PROVIDED DATA:
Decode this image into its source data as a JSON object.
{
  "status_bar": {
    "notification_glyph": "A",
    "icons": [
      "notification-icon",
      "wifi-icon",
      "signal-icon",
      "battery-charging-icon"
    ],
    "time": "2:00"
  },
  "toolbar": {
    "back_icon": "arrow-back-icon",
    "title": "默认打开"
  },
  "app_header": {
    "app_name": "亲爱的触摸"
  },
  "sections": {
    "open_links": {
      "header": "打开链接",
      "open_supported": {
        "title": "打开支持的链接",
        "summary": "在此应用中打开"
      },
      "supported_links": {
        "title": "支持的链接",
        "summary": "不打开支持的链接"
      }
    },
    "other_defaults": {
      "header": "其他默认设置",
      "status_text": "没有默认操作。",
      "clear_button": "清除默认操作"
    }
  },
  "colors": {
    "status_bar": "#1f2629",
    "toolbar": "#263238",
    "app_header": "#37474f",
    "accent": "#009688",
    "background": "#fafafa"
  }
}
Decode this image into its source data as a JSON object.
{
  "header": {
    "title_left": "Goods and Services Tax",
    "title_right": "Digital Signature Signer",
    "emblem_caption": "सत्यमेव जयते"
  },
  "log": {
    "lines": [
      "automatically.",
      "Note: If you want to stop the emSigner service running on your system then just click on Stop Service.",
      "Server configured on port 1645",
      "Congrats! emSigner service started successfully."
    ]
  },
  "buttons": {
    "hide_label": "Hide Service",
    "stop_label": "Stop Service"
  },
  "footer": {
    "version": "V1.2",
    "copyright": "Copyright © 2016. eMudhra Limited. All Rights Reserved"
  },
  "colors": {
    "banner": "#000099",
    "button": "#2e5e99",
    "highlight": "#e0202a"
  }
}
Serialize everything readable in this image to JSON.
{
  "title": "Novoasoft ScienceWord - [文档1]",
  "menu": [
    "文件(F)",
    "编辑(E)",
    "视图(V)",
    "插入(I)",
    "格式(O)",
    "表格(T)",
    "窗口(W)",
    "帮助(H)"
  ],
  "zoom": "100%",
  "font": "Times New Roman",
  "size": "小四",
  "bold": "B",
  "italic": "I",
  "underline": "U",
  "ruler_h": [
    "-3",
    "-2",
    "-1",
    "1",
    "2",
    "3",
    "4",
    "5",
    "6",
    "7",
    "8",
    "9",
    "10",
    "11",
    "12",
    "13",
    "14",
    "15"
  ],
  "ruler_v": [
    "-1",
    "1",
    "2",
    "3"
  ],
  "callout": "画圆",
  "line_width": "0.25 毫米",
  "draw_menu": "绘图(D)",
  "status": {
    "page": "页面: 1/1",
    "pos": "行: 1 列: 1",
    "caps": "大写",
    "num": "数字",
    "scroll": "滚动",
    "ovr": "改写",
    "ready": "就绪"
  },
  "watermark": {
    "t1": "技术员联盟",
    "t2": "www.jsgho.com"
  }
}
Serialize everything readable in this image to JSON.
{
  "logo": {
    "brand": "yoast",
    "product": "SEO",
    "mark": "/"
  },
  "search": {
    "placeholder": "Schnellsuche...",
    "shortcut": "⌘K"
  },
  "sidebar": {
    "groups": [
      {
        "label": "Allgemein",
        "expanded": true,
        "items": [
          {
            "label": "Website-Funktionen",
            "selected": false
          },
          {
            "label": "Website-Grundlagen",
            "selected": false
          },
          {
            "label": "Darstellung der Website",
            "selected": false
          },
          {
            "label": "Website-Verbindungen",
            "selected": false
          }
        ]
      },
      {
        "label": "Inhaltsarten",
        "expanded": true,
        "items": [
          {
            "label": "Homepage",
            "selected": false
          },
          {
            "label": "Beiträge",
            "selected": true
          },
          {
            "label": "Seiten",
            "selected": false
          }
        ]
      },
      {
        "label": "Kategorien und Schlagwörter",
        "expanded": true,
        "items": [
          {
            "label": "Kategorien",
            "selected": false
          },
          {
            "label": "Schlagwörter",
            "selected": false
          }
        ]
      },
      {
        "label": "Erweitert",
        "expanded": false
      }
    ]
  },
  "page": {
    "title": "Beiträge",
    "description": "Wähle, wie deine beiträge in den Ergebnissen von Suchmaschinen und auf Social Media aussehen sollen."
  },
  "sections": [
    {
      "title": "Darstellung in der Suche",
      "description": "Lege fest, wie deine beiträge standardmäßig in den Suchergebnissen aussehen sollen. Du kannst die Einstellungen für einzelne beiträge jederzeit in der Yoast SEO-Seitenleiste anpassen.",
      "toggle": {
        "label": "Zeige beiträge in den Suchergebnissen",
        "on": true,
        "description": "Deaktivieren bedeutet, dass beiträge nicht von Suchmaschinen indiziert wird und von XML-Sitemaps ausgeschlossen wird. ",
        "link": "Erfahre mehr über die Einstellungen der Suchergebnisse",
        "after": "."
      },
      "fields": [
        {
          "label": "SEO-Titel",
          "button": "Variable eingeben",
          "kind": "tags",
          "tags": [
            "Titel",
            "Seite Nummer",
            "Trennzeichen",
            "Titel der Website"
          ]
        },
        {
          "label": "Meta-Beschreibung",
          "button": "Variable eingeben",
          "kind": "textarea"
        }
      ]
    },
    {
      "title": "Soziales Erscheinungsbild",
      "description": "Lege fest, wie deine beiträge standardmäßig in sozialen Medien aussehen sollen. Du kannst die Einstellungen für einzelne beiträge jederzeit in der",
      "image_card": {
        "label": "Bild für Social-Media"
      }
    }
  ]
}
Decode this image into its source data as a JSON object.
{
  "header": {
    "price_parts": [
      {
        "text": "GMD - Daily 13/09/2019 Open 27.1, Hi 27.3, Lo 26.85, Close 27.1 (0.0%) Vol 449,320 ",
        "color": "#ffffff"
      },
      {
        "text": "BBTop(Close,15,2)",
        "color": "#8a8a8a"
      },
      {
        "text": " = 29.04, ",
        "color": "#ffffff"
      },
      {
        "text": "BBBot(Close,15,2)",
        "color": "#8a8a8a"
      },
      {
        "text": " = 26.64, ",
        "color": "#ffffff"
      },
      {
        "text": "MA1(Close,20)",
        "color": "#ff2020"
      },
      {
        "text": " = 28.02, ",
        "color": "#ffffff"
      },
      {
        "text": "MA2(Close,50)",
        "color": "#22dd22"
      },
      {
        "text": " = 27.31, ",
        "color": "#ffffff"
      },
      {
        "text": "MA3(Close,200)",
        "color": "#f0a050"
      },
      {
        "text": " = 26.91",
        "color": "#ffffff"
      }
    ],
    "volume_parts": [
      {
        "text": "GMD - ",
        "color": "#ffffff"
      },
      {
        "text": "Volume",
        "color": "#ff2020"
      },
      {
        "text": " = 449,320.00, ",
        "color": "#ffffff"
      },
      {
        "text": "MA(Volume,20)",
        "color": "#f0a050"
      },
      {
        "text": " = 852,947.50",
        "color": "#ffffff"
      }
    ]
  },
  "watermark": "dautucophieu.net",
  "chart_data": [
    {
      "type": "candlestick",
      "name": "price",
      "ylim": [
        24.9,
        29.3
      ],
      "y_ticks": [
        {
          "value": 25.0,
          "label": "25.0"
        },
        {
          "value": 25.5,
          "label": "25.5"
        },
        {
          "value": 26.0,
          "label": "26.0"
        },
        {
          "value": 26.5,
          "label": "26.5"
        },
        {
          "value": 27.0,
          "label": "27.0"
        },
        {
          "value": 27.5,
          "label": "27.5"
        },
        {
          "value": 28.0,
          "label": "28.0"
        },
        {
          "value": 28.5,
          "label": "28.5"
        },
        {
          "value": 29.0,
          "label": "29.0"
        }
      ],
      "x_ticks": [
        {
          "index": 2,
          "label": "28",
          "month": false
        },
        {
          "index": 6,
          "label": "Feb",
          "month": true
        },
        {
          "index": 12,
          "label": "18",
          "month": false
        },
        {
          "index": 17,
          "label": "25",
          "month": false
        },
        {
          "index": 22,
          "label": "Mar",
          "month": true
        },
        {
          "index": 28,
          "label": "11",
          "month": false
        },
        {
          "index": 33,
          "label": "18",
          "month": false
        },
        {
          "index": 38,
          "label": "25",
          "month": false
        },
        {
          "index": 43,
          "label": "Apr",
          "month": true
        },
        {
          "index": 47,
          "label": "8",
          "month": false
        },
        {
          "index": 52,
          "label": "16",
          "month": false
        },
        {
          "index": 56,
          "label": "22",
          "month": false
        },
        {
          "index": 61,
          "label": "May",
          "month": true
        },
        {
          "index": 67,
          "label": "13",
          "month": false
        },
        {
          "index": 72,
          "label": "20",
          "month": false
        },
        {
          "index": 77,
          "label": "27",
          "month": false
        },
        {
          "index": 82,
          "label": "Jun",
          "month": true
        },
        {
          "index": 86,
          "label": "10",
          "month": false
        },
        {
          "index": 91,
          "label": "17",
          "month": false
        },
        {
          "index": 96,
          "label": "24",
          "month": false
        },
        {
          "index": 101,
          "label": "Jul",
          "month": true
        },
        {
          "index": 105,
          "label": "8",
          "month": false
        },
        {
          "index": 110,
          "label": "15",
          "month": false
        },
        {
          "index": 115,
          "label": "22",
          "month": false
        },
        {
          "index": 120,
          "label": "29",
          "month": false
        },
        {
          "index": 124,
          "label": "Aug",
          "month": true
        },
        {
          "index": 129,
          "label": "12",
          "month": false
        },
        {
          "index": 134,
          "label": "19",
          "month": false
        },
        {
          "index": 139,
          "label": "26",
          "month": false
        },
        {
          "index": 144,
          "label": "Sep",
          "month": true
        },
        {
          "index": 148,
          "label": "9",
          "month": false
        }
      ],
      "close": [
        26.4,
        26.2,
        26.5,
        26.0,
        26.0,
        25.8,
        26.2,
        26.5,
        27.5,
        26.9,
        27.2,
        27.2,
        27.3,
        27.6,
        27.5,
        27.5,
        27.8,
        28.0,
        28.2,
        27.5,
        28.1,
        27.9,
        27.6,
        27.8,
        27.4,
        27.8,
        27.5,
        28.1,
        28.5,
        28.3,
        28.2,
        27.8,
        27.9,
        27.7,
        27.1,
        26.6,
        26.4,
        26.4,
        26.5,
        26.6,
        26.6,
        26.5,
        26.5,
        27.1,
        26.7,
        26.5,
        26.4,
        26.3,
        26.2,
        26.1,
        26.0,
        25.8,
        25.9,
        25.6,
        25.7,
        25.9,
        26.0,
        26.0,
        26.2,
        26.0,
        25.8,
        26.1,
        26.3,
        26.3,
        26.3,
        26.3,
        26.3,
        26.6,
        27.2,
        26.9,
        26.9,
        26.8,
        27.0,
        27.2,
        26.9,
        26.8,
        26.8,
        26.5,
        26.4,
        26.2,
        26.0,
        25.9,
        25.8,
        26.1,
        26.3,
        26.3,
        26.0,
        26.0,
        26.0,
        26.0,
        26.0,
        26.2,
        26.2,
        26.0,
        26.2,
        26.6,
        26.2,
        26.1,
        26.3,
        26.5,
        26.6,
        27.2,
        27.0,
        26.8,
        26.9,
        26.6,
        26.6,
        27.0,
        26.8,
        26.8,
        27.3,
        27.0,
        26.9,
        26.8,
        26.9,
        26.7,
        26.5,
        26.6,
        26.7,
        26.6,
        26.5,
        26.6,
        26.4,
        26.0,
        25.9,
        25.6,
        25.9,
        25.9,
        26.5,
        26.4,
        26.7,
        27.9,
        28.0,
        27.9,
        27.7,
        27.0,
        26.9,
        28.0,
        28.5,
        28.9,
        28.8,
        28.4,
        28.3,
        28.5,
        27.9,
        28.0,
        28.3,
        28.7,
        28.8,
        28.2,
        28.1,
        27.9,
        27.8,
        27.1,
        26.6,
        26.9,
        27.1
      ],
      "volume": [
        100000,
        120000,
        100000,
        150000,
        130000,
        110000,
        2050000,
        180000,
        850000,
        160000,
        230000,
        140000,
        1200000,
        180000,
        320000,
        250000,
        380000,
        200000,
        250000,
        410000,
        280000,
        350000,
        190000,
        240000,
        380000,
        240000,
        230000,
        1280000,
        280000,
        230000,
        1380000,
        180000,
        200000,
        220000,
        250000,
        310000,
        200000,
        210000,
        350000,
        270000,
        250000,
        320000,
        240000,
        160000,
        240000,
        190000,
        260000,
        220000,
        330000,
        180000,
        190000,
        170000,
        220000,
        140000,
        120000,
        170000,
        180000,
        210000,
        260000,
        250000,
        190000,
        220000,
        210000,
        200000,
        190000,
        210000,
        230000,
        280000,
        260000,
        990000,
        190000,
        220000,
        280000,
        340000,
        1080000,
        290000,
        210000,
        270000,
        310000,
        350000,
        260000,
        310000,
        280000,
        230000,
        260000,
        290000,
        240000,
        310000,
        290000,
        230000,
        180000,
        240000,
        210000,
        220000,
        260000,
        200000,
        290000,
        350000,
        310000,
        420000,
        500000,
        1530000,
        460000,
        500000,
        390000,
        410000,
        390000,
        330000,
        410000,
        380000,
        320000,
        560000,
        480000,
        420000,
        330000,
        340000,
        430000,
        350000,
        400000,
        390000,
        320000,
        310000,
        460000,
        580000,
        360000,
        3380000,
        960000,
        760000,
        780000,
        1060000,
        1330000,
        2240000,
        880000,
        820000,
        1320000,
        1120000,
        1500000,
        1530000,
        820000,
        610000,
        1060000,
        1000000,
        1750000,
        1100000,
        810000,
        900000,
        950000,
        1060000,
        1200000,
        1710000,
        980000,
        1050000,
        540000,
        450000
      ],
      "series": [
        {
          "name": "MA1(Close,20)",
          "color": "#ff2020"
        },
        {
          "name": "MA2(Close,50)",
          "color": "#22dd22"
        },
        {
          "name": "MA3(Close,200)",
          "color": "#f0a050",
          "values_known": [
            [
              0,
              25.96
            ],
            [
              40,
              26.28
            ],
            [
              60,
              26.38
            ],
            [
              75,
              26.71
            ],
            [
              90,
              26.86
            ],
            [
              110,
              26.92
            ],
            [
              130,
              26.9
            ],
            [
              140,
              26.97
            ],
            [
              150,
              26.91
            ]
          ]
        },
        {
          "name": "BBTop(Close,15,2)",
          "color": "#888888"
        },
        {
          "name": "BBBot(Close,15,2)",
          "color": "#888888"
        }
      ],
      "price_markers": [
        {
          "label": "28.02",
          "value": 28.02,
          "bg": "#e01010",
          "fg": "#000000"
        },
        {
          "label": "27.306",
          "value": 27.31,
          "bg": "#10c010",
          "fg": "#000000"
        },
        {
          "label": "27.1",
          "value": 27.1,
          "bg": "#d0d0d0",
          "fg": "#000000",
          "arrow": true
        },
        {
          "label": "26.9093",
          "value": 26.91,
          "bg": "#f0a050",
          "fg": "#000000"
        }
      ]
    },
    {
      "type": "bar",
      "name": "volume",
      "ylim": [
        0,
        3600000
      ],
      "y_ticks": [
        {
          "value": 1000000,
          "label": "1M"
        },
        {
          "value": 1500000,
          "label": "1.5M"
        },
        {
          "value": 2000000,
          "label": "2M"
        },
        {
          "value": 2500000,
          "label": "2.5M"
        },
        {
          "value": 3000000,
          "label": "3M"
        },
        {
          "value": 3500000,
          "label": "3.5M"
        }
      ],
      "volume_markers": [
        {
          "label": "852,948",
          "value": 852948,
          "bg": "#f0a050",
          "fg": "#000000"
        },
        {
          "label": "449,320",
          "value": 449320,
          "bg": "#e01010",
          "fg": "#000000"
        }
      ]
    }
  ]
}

WHAT YOU ARE ASKED TO DO:
From the data above, copy each line that has the string "arrow".

REPLY:
    "back_icon": "arrow-back-icon",
          "arrow": true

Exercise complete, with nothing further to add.